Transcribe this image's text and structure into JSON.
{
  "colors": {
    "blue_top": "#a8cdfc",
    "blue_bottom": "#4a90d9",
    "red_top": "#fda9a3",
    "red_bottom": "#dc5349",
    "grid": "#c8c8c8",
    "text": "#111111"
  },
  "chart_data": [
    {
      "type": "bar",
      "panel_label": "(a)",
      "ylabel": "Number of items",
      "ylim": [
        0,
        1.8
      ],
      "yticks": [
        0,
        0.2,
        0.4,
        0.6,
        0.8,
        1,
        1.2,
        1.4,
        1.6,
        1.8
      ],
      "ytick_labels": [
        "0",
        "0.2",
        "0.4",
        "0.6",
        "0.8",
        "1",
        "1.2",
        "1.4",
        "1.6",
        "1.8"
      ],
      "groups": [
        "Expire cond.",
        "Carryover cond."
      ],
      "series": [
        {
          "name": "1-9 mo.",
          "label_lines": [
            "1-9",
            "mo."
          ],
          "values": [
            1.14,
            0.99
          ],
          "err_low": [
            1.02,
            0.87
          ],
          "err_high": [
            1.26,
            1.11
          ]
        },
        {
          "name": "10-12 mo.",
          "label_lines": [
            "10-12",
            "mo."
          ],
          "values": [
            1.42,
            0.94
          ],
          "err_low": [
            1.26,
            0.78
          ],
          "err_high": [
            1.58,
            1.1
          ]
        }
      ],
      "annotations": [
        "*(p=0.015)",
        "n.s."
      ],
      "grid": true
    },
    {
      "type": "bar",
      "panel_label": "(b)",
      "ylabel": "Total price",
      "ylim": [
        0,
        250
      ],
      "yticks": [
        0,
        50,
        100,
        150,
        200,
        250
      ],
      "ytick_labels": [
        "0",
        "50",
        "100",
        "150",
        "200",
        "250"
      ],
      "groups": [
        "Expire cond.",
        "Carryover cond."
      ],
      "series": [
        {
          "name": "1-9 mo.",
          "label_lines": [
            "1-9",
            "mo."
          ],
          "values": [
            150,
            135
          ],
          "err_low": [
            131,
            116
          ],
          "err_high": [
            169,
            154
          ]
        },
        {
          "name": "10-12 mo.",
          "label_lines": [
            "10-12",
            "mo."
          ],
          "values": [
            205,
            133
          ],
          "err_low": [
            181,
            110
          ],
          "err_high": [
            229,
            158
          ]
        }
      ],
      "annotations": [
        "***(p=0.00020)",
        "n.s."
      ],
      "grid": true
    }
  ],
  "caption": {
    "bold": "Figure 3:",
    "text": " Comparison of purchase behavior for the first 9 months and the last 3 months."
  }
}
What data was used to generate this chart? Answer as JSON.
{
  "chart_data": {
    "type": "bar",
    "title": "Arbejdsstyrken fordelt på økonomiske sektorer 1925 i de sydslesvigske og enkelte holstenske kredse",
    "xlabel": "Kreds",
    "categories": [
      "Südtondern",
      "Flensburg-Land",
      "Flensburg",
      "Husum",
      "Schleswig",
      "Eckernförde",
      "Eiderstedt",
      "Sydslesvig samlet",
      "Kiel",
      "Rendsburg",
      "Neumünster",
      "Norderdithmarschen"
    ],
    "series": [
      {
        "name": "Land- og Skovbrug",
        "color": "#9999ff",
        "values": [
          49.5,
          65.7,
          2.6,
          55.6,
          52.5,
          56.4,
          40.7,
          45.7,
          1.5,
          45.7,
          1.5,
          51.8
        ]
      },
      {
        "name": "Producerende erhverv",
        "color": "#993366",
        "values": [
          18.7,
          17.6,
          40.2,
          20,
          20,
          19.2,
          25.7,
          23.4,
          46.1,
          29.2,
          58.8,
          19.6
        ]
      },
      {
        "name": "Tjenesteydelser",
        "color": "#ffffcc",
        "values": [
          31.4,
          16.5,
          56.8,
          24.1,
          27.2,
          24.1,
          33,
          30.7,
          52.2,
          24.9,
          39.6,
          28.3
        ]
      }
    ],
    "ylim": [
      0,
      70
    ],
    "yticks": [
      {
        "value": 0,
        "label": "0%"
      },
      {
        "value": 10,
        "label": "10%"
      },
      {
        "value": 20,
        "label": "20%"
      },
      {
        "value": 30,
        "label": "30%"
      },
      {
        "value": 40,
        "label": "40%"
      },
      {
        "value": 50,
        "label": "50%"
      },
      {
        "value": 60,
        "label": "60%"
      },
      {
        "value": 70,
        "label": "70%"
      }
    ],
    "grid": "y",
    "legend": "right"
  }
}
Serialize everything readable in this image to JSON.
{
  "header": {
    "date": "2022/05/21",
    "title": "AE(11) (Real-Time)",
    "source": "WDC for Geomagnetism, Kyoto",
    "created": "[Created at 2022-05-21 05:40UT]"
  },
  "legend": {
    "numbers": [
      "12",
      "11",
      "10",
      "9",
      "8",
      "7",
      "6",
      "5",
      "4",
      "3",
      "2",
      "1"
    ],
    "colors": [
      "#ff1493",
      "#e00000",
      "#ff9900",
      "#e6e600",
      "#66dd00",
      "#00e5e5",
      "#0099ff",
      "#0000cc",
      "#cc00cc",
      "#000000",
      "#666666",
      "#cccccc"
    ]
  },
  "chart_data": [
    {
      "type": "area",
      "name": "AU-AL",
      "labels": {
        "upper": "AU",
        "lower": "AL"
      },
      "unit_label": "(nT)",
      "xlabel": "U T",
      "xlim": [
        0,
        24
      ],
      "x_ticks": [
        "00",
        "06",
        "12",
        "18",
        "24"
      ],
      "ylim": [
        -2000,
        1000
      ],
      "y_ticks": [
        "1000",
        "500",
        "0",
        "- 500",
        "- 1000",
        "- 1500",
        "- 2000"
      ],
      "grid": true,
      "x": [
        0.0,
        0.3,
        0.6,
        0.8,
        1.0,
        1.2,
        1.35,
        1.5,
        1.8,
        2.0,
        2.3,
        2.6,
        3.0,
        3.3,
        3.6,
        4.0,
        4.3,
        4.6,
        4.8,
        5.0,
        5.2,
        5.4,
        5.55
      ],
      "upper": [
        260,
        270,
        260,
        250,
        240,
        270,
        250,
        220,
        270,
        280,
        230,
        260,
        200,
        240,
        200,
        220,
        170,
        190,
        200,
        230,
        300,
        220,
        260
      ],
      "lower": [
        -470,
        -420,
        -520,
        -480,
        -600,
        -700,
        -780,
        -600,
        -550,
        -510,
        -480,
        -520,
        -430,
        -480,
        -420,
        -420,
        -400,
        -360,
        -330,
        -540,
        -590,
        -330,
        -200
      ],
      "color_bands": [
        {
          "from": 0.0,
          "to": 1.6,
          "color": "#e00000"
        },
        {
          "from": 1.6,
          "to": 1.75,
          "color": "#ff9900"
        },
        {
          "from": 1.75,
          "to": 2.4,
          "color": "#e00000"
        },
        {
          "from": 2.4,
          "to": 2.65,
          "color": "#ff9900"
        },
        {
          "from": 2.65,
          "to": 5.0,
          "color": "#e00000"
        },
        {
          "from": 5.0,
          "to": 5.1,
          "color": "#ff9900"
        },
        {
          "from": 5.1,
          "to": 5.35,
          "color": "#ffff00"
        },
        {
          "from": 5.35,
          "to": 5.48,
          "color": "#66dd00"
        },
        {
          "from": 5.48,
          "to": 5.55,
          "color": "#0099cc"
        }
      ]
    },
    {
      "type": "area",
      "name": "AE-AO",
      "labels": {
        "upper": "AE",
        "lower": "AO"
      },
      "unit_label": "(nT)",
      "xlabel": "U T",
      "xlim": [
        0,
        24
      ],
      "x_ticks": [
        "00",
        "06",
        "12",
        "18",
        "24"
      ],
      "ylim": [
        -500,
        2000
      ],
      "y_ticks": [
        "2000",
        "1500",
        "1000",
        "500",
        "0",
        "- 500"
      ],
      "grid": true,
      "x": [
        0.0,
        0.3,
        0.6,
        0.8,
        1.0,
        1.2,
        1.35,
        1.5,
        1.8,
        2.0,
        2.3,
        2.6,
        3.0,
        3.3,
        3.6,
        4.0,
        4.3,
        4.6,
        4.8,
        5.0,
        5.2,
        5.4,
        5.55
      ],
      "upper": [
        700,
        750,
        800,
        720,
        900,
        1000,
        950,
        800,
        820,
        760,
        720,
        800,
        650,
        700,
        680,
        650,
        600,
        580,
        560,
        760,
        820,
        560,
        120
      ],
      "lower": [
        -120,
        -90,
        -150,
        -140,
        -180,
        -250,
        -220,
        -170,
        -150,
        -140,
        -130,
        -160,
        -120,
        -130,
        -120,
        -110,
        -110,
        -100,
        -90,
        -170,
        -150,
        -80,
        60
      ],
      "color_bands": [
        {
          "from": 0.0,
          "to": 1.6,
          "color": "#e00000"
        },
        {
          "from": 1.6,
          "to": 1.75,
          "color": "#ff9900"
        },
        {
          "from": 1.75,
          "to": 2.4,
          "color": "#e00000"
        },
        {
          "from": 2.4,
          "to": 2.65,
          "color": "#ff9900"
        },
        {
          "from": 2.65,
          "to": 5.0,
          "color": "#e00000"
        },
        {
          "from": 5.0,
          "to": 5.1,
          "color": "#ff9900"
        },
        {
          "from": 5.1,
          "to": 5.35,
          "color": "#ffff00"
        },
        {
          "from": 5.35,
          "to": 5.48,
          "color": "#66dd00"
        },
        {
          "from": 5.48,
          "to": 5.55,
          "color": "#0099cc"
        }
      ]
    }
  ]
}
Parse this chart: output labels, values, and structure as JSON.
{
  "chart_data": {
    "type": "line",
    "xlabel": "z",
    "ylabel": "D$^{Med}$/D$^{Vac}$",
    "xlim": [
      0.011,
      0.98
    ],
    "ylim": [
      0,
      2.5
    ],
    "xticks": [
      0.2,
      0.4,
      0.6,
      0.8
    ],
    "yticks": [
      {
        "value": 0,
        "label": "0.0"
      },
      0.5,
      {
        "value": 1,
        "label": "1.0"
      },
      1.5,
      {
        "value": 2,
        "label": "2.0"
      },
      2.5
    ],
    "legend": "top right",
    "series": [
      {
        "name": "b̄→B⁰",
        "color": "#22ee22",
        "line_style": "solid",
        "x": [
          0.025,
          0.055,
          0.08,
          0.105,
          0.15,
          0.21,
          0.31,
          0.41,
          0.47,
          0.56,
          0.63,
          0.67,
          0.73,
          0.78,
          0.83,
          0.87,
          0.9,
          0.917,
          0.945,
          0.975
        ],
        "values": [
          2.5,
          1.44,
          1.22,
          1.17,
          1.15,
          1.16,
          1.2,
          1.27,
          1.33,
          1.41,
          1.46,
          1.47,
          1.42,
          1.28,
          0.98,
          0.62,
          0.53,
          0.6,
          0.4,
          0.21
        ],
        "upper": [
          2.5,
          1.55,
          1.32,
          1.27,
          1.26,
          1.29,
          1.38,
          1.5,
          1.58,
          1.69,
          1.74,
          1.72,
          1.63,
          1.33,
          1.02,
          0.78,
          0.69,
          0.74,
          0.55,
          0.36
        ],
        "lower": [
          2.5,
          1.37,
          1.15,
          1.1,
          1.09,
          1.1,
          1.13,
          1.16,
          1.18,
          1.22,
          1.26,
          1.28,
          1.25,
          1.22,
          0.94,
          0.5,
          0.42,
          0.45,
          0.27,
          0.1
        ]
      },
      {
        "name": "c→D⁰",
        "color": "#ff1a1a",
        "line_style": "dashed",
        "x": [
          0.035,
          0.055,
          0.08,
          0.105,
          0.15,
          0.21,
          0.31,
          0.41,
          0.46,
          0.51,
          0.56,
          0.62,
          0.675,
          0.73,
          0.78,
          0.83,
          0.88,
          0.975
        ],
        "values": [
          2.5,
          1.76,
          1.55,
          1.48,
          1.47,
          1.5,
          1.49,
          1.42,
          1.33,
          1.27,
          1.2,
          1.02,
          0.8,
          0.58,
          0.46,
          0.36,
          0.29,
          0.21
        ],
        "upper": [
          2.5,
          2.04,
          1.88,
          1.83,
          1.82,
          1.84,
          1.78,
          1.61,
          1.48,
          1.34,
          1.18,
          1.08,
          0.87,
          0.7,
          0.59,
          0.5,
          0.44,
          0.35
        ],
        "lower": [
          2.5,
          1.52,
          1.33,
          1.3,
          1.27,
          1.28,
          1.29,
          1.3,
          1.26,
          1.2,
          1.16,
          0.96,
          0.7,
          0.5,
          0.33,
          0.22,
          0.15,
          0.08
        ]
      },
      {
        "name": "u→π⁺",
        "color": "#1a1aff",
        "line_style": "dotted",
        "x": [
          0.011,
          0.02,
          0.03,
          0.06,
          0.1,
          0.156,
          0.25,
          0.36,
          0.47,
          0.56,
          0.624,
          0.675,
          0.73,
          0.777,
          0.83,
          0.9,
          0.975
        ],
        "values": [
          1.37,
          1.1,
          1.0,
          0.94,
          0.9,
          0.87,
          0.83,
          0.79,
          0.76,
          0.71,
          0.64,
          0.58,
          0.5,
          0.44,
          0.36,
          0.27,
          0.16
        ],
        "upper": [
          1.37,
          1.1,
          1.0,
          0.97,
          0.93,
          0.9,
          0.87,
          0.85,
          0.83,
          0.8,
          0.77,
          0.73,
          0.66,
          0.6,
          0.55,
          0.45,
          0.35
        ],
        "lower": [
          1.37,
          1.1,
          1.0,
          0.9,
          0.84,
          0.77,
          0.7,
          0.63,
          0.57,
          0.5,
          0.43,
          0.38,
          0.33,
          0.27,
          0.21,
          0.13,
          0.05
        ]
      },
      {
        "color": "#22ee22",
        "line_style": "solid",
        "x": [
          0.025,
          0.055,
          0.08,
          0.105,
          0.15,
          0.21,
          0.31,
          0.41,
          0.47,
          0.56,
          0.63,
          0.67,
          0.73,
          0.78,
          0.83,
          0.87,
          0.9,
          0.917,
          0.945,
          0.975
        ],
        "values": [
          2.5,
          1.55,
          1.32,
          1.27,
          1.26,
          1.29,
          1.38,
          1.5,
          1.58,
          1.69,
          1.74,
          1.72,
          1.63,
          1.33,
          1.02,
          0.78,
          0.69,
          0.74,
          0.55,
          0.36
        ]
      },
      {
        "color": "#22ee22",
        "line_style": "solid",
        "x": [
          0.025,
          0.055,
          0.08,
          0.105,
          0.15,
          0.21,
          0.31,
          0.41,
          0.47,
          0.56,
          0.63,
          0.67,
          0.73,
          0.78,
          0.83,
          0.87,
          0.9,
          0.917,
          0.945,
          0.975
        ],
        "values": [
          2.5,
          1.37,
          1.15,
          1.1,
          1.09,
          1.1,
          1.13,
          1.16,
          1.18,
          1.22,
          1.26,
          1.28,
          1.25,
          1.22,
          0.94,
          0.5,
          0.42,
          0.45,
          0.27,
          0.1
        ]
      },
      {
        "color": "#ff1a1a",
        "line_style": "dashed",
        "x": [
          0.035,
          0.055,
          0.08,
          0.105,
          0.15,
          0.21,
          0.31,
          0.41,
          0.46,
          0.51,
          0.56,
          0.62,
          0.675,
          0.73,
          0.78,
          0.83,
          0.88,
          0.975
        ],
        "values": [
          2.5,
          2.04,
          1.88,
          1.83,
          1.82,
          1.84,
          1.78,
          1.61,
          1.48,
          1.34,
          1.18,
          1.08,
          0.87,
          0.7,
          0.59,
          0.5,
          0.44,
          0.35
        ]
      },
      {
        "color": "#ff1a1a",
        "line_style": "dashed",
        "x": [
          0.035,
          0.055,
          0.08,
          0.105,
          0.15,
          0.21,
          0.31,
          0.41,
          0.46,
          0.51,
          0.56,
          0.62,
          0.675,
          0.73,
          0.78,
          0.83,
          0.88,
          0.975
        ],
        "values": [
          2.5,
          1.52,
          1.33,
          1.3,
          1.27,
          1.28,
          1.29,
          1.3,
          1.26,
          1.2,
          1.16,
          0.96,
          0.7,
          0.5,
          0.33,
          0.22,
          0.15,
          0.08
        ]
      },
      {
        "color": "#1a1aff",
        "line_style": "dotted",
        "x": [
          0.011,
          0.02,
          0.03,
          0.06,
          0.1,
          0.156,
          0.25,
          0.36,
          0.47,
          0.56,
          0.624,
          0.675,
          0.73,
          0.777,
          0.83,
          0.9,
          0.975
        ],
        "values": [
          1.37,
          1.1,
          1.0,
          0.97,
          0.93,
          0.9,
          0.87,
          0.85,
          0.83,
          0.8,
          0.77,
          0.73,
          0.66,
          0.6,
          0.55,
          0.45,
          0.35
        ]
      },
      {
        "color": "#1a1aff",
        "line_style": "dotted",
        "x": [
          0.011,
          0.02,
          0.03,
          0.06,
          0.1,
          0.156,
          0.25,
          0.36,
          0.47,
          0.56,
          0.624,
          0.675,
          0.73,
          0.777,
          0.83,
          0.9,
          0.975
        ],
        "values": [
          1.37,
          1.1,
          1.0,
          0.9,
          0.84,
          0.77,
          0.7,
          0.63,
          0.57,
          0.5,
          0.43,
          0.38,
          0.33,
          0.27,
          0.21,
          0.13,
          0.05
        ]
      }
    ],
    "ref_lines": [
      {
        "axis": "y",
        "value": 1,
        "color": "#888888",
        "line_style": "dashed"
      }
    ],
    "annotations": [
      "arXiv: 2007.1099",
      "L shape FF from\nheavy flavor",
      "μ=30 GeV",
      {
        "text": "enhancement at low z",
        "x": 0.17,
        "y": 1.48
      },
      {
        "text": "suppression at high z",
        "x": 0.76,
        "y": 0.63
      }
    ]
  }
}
==*==
#### CHALLENGE:
Extract every line above containing the word "structure".

#### FINISHED EXERCISE:
Transcribe this image's text and structure into JSON.
Parse this chart: output labels, values, and structure as JSON.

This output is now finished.